TASK TO COMPLETE: Output all the material that follows, exactly as given.

Data entries:

********

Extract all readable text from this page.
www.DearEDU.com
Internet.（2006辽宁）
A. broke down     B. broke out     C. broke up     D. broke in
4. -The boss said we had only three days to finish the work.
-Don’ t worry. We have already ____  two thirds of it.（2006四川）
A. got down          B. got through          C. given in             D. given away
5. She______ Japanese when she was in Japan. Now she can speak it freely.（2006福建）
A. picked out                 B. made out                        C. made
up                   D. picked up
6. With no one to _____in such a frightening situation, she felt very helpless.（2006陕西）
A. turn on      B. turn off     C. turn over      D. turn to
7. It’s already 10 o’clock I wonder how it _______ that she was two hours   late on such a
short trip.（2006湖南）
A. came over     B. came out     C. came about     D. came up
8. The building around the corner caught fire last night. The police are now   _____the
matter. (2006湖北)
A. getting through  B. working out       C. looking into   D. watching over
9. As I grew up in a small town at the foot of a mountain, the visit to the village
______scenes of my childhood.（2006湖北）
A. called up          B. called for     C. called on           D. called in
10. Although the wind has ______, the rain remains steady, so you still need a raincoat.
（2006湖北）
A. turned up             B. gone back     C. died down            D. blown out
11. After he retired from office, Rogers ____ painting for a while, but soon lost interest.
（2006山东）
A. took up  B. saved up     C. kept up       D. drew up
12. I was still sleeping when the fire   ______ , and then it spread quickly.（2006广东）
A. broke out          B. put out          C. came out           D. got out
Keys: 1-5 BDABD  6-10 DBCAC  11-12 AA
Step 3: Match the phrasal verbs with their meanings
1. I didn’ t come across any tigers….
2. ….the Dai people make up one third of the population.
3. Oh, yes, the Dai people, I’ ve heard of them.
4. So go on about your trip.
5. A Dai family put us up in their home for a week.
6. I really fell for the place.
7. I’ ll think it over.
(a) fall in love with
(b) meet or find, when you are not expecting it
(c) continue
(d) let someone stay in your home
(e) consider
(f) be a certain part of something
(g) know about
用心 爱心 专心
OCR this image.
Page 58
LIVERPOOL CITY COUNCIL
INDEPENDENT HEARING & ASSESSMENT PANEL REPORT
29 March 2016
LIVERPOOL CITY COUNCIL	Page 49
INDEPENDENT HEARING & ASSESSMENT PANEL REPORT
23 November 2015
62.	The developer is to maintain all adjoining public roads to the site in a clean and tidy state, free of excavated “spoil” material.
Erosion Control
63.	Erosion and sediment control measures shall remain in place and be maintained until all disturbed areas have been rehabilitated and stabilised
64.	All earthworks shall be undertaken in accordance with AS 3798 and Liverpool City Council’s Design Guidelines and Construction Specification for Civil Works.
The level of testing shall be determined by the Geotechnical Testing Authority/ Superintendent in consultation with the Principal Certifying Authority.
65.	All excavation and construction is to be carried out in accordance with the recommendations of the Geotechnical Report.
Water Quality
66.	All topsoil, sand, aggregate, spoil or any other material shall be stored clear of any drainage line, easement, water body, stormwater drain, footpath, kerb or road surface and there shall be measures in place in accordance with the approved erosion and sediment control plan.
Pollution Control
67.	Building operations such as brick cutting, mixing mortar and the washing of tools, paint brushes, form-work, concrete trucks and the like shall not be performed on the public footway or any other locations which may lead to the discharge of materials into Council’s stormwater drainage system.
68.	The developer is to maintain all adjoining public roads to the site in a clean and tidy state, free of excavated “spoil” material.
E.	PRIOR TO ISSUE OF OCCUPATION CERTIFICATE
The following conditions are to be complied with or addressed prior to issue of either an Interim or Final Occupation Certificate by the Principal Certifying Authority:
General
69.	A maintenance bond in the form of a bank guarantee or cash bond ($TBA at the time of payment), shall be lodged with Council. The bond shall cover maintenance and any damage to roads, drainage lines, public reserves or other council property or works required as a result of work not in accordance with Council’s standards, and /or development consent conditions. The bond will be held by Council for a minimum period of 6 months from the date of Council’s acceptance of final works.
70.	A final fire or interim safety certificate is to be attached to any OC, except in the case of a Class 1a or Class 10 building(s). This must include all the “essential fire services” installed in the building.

********

EXPECTED ANSWER:
Extract all readable text from this page.
www.DearEDU.com
Internet.（2006辽宁）
A. broke down     B. broke out     C. broke up     D. broke in
4. -The boss said we had only three days to finish the work.
-Don’ t worry. We have already ____  two thirds of it.（2006四川）
A. got down          B. got through          C. given in             D. given away
5. She______ Japanese when she was in Japan. Now she can speak it freely.（2006福建）
A. picked out                 B. made out                        C. made
up                   D. picked up
6. With no one to _____in such a frightening situation, she felt very helpless.（2006陕西）
A. turn on      B. turn off     C. turn over      D. turn to
7. It’s already 10 o’clock I wonder how it _______ that she was two hours   late on such a
short trip.（2006湖南）
A. came over     B. came out     C. came about     D. came up
8. The building around the corner caught fire last night. The police are now   _____the
matter. (2006湖北)
A. getting through  B. working out       C. looking into   D. watching over
9. As I grew up in a small town at the foot of a mountain, the visit to the village
______scenes of my childhood.（2006湖北）
A. called up          B. called for     C. called on           D. called in
10. Although the wind has ______, the rain remains steady, so you still need a raincoat.
（2006湖北）
A. turned up             B. gone back     C. died down            D. blown out
11. After he retired from office, Rogers ____ painting for a while, but soon lost interest.
（2006山东）
A. took up  B. saved up     C. kept up       D. drew up
12. I was still sleeping when the fire   ______ , and then it spread quickly.（2006广东）
A. broke out          B. put out          C. came out           D. got out
Keys: 1-5 BDABD  6-10 DBCAC  11-12 AA
Step 3: Match the phrasal verbs with their meanings
1. I didn’ t come across any tigers….
2. ….the Dai people make up one third of the population.
3. Oh, yes, the Dai people, I’ ve heard of them.
4. So go on about your trip.
5. A Dai family put us up in their home for a week.
6. I really fell for the place.
7. I’ ll think it over.
(a) fall in love with
(b) meet or find, when you are not expecting it
(c) continue
(d) let someone stay in your home
(e) consider
(f) be a certain part of something
(g) know about
用心 爱心 专心
OCR this image.
Page 58
LIVERPOOL CITY COUNCIL
INDEPENDENT HEARING & ASSESSMENT PANEL REPORT
29 March 2016
LIVERPOOL CITY COUNCIL	Page 49
INDEPENDENT HEARING & ASSESSMENT PANEL REPORT
23 November 2015
62.	The developer is to maintain all adjoining public roads to the site in a clean and tidy state, free of excavated “spoil” material.
Erosion Control
63.	Erosion and sediment control measures shall remain in place and be maintained until all disturbed areas have been rehabilitated and stabilised
64.	All earthworks shall be undertaken in accordance with AS 3798 and Liverpool City Council’s Design Guidelines and Construction Specification for Civil Works.
The level of testing shall be determined by the Geotechnical Testing Authority/ Superintendent in consultation with the Principal Certifying Authority.
65.	All excavation and construction is to be carried out in accordance with the recommendations of the Geotechnical Report.
Water Quality
66.	All topsoil, sand, aggregate, spoil or any other material shall be stored clear of any drainage line, easement, water body, stormwater drain, footpath, kerb or road surface and there shall be measures in place in accordance with the approved erosion and sediment control plan.
Pollution Control
67.	Building operations such as brick cutting, mixing mortar and the washing of tools, paint brushes, form-work, concrete trucks and the like shall not be performed on the public footway or any other locations which may lead to the discharge of materials into Council’s stormwater drainage system.
68.	The developer is to maintain all adjoining public roads to the site in a clean and tidy state, free of excavated “spoil” material.
E.	PRIOR TO ISSUE OF OCCUPATION CERTIFICATE
The following conditions are to be complied with or addressed prior to issue of either an Interim or Final Occupation Certificate by the Principal Certifying Authority:
General
69.	A maintenance bond in the form of a bank guarantee or cash bond ($TBA at the time of payment), shall be lodged with Council. The bond shall cover maintenance and any damage to roads, drainage lines, public reserves or other council property or works required as a result of work not in accordance with Council’s standards, and /or development consent conditions. The bond will be held by Council for a minimum period of 6 months from the date of Council’s acceptance of final works.
70.	A final fire or interim safety certificate is to be attached to any OC, except in the case of a Class 1a or Class 10 building(s). This must include all the “essential fire services” installed in the building.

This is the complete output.